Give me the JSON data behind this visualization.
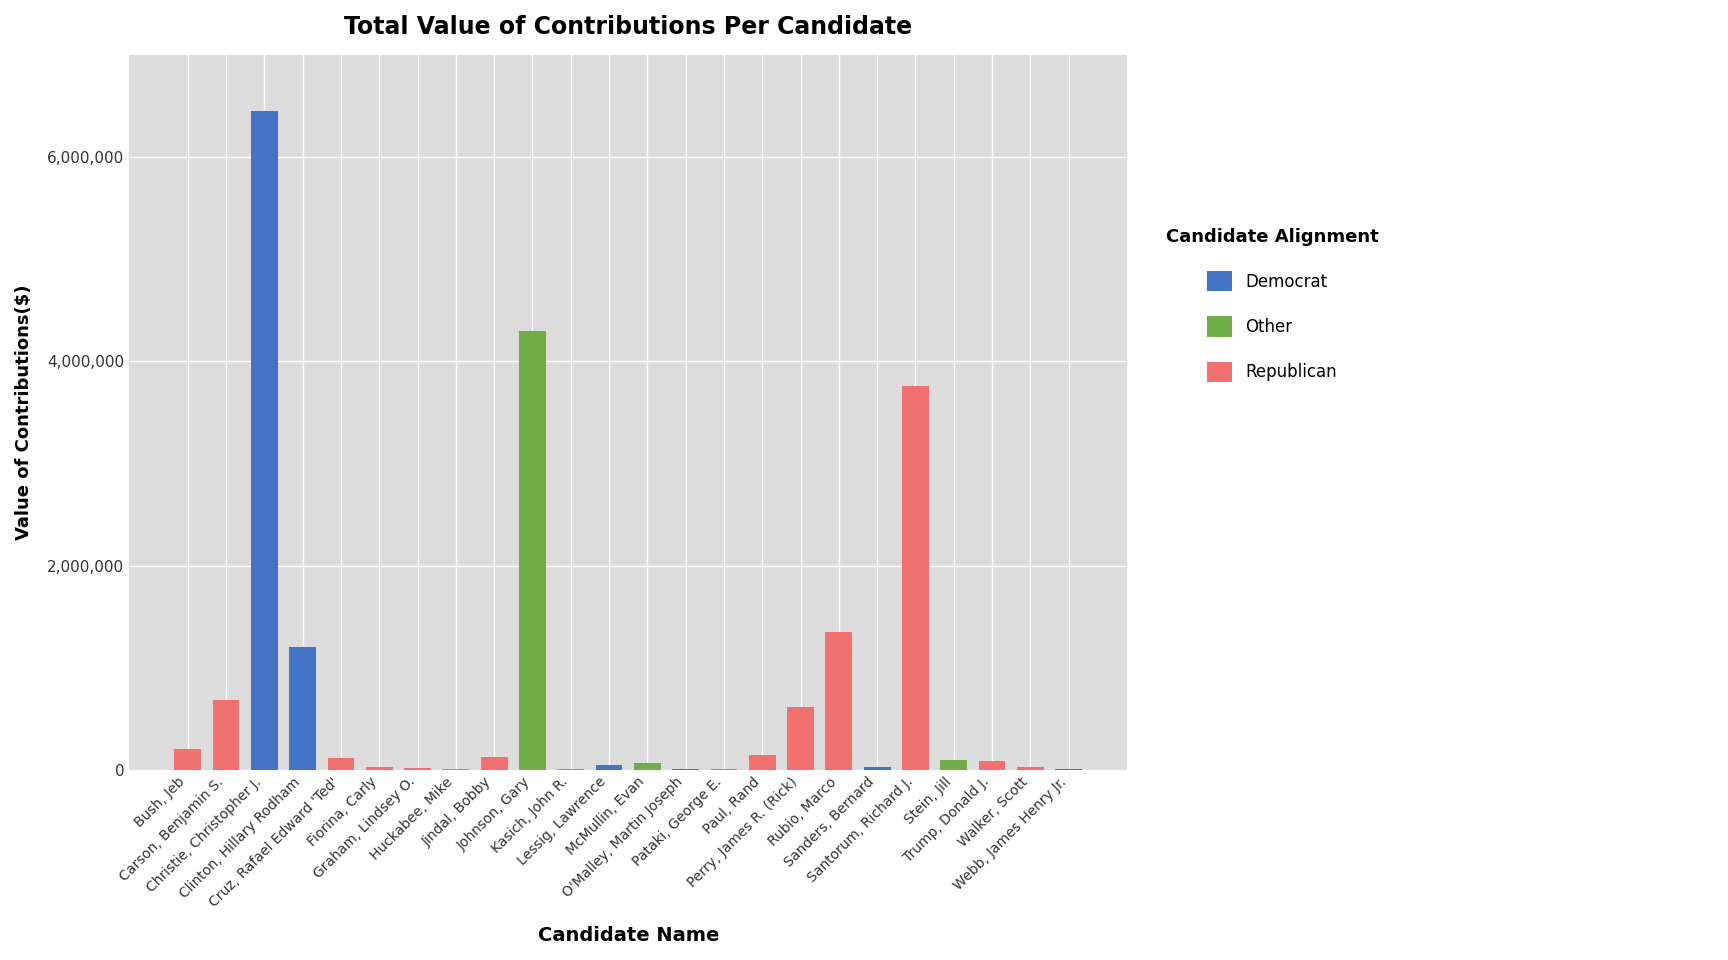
{
  "title": "Total Value of Contributions Per Candidate",
  "xlabel": "Candidate Name",
  "ylabel": "Value of Contributions($)",
  "legend_title": "Candidate Alignment",
  "plot_bg_color": "#DCDCDC",
  "fig_bg_color": "#FFFFFF",
  "candidates": [
    "Bush, Jeb",
    "Carson, Benjamin S.",
    "Christie, Christopher J.",
    "Clinton, Hillary Rodham",
    "Cruz, Rafael Edward 'Ted'",
    "Fiorina, Carly",
    "Graham, Lindsey O.",
    "Huckabee, Mike",
    "Jindal, Bobby",
    "Johnson, Gary",
    "Kasich, John R.",
    "Lessig, Lawrence",
    "McMullin, Evan",
    "O'Malley, Martin Joseph",
    "Pataki, George E.",
    "Paul, Rand",
    "Perry, James R. (Rick)",
    "Rubio, Marco",
    "Sanders, Bernard",
    "Santorum, Richard J.",
    "Stein, Jill",
    "Trump, Donald J.",
    "Walker, Scott",
    "Webb, James Henry Jr."
  ],
  "values": [
    200000,
    680000,
    6450000,
    1200000,
    120000,
    30000,
    15000,
    10000,
    130000,
    4300000,
    10000,
    50000,
    70000,
    10000,
    10000,
    150000,
    620000,
    1350000,
    30000,
    3760000,
    100000,
    90000,
    30000,
    10000
  ],
  "alignments": [
    "Republican",
    "Republican",
    "Democrat",
    "Democrat",
    "Republican",
    "Republican",
    "Republican",
    "Republican",
    "Republican",
    "Other",
    "Republican",
    "Democrat",
    "Other",
    "Democrat",
    "Republican",
    "Republican",
    "Republican",
    "Republican",
    "Democrat",
    "Republican",
    "Other",
    "Republican",
    "Republican",
    "Democrat"
  ],
  "colors": {
    "Democrat": "#4472C4",
    "Other": "#70AD47",
    "Republican": "#F07070"
  },
  "ylim": [
    0,
    7000000
  ],
  "yticks": [
    0,
    2000000,
    4000000,
    6000000
  ],
  "ytick_labels": [
    "0",
    "2,000,000",
    "4,000,000",
    "6,000,000"
  ]
}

┄┄┄┄┄┄

_SHORT TASK_: Whichever lines contain the string "James", select and copy them.

_RIGHT ANSWER_:
    "Perry, James R. (Rick)",
    "Webb, James Henry Jr."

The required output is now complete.